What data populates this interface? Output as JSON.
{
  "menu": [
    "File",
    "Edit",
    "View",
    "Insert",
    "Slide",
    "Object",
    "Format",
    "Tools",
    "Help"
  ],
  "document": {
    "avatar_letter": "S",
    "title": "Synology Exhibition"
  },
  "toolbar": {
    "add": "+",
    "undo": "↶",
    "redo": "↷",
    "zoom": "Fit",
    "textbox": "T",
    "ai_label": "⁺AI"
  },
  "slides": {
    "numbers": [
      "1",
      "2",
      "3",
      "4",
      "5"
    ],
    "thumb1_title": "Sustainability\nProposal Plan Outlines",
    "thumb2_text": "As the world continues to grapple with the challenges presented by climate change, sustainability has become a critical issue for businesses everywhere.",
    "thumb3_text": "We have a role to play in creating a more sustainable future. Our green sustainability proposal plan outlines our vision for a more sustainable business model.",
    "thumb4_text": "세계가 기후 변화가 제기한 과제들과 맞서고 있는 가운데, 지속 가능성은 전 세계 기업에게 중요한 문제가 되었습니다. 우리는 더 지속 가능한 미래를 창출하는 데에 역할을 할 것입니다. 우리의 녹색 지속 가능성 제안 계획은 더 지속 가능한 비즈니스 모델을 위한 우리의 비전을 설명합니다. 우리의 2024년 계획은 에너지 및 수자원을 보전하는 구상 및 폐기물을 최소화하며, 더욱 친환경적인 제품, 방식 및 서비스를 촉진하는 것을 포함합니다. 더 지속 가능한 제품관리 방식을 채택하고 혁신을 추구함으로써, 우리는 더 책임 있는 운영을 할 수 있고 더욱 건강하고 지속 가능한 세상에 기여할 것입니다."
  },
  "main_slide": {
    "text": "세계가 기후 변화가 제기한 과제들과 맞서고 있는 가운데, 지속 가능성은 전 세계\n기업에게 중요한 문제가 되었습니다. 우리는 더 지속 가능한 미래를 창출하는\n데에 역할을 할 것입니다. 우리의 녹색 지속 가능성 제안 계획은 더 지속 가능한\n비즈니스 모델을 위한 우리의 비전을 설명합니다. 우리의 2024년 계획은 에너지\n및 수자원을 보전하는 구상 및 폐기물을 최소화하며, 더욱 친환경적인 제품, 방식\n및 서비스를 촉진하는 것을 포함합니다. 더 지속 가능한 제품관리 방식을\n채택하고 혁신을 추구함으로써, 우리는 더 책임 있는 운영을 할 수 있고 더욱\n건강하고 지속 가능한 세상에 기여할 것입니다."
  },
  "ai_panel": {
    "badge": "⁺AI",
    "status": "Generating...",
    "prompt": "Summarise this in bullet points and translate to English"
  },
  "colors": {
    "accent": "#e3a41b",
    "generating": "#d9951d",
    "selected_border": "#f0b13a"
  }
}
○ ○ ○ ○ ○
WORK REQUIRED:
Every entry must be quoted exactly as it appears above.

FULL SOLUTION:
What data populates this interface? Output as JSON.
{
  "menu": [
    "File",
    "Edit",
    "View",
    "Insert",
    "Slide",
    "Object",
    "Format",
    "Tools",
    "Help"
  ],
  "document": {
    "avatar_letter": "S",
    "title": "Synology Exhibition"
  },
  "toolbar": {
    "add": "+",
    "undo": "↶",
    "redo": "↷",
    "zoom": "Fit",
    "textbox": "T",
    "ai_label": "⁺AI"
  },
  "slides": {
    "numbers": [
      "1",
      "2",
      "3",
      "4",
      "5"
    ],
    "thumb1_title": "Sustainability\nProposal Plan Outlines",
    "thumb2_text": "As the world continues to grapple with the challenges presented by climate change, sustainability has become a critical issue for businesses everywhere.",
    "thumb3_text": "We have a role to play in creating a more sustainable future. Our green sustainability proposal plan outlines our vision for a more sustainable business model.",
    "thumb4_text": "세계가 기후 변화가 제기한 과제들과 맞서고 있는 가운데, 지속 가능성은 전 세계 기업에게 중요한 문제가 되었습니다. 우리는 더 지속 가능한 미래를 창출하는 데에 역할을 할 것입니다. 우리의 녹색 지속 가능성 제안 계획은 더 지속 가능한 비즈니스 모델을 위한 우리의 비전을 설명합니다. 우리의 2024년 계획은 에너지 및 수자원을 보전하는 구상 및 폐기물을 최소화하며, 더욱 친환경적인 제품, 방식 및 서비스를 촉진하는 것을 포함합니다. 더 지속 가능한 제품관리 방식을 채택하고 혁신을 추구함으로써, 우리는 더 책임 있는 운영을 할 수 있고 더욱 건강하고 지속 가능한 세상에 기여할 것입니다."
  },
  "main_slide": {
    "text": "세계가 기후 변화가 제기한 과제들과 맞서고 있는 가운데, 지속 가능성은 전 세계\n기업에게 중요한 문제가 되었습니다. 우리는 더 지속 가능한 미래를 창출하는\n데에 역할을 할 것입니다. 우리의 녹색 지속 가능성 제안 계획은 더 지속 가능한\n비즈니스 모델을 위한 우리의 비전을 설명합니다. 우리의 2024년 계획은 에너지\n및 수자원을 보전하는 구상 및 폐기물을 최소화하며, 더욱 친환경적인 제품, 방식\n및 서비스를 촉진하는 것을 포함합니다. 더 지속 가능한 제품관리 방식을\n채택하고 혁신을 추구함으로써, 우리는 더 책임 있는 운영을 할 수 있고 더욱\n건강하고 지속 가능한 세상에 기여할 것입니다."
  },
  "ai_panel": {
    "badge": "⁺AI",
    "status": "Generating...",
    "prompt": "Summarise this in bullet points and translate to English"
  },
  "colors": {
    "accent": "#e3a41b",
    "generating": "#d9951d",
    "selected_border": "#f0b13a"
  }
}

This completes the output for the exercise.